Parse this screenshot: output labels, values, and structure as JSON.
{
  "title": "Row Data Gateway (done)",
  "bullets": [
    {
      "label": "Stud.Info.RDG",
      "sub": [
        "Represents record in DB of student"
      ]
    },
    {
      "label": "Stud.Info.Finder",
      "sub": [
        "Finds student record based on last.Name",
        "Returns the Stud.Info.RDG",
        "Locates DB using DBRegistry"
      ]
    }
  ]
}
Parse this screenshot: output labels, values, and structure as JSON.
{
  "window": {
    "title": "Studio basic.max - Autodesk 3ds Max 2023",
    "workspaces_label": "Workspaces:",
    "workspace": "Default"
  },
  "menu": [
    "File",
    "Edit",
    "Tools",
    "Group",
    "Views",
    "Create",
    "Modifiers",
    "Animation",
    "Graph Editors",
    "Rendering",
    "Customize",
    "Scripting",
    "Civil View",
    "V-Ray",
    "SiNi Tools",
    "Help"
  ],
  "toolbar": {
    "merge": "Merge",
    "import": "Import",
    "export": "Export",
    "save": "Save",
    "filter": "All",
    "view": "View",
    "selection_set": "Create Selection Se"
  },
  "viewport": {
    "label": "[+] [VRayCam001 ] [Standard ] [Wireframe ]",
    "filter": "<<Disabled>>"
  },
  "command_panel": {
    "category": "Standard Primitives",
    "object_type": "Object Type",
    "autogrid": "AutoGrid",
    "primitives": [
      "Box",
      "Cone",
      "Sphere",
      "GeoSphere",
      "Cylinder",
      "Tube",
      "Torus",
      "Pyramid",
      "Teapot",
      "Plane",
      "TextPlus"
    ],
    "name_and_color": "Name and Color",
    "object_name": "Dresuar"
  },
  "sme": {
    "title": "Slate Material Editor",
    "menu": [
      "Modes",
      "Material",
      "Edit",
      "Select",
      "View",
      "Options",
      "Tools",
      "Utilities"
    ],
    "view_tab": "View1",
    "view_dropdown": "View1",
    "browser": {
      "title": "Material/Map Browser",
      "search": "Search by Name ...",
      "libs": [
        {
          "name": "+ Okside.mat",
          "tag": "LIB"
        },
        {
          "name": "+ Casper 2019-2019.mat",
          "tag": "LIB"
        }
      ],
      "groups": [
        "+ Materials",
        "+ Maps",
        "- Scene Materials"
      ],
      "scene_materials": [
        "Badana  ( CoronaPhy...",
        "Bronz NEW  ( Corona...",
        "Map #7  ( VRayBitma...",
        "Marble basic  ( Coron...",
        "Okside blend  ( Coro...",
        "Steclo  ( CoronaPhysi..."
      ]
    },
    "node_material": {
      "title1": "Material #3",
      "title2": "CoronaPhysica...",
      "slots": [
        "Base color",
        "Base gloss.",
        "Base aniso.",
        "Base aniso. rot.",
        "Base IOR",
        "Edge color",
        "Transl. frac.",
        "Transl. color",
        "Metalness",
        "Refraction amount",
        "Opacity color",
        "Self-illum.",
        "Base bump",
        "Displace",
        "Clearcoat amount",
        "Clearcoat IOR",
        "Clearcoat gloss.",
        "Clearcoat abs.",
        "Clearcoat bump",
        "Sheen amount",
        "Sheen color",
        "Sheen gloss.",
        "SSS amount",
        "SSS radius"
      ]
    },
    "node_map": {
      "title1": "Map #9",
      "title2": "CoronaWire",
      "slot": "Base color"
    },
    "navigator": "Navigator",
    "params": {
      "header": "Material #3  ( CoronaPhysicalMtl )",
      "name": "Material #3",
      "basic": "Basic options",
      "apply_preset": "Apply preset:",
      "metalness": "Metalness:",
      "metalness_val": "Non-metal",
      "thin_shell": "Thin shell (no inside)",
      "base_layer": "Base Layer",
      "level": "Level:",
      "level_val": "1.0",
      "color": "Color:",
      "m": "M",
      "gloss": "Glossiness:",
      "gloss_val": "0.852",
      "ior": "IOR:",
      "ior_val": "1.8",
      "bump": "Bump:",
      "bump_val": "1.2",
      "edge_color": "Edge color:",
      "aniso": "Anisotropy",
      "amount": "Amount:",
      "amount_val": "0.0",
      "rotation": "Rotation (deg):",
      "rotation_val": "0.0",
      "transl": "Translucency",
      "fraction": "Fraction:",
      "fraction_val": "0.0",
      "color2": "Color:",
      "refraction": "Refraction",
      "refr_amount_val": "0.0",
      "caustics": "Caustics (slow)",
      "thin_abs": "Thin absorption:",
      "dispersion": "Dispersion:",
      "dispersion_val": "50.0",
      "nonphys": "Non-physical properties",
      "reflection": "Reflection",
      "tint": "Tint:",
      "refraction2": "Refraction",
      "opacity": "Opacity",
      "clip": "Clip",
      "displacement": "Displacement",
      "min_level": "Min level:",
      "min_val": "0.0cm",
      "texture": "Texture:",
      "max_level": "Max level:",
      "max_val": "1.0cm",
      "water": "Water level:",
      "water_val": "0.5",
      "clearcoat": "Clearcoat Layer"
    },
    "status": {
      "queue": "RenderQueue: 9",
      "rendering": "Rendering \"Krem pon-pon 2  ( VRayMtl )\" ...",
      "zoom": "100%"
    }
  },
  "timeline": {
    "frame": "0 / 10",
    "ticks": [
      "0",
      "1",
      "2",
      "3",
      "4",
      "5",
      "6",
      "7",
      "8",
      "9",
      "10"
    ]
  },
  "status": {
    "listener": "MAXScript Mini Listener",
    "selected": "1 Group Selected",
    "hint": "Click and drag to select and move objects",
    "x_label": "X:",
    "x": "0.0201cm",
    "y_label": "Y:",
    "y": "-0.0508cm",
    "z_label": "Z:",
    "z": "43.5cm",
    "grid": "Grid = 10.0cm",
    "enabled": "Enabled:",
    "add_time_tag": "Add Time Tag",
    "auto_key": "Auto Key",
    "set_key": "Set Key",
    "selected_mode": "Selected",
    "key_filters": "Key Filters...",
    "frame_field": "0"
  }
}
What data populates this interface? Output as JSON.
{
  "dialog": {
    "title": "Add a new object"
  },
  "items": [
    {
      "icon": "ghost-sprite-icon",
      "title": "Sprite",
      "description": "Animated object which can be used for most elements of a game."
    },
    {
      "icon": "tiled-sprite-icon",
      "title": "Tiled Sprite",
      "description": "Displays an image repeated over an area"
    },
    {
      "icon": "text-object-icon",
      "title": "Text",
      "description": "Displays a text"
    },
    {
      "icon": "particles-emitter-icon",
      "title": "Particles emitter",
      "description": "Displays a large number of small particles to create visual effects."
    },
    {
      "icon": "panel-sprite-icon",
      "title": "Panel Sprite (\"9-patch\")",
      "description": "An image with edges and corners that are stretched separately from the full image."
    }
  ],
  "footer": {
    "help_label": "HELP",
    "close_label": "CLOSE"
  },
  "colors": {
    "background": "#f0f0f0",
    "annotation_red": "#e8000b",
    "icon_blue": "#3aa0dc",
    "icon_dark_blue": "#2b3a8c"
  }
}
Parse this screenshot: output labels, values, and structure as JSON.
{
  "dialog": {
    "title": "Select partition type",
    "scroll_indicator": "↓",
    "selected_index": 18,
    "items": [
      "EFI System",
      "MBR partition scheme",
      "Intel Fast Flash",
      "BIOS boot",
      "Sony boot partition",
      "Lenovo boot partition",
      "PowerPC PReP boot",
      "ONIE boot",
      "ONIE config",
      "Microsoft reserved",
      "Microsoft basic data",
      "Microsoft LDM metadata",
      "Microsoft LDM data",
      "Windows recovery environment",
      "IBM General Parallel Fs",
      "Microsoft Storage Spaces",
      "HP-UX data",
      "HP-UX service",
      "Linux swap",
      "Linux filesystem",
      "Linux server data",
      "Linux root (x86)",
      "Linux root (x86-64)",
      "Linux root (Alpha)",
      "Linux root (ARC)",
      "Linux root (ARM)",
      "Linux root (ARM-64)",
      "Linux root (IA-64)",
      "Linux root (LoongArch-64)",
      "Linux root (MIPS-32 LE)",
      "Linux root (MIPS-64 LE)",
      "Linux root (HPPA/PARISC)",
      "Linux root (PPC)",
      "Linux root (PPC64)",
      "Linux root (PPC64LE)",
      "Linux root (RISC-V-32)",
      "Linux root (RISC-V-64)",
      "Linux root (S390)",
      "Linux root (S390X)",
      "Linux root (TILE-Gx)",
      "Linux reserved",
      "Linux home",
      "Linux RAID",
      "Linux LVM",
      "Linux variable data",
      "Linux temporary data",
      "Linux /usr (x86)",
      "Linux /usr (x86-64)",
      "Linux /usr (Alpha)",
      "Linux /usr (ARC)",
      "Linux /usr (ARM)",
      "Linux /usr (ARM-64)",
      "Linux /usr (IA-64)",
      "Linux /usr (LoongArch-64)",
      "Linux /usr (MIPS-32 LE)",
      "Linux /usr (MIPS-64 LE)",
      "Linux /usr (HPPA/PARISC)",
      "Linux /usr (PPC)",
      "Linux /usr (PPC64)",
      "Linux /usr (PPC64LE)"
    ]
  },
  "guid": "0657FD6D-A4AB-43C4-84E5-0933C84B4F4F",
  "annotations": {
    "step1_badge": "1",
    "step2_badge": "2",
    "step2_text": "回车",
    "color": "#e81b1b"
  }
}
---
● The problem
Report every line in the data above in which the word "HPPA" appears.

● Reply to the task
      "Linux root (HPPA/PARISC)",
      "Linux /usr (HPPA/PARISC)",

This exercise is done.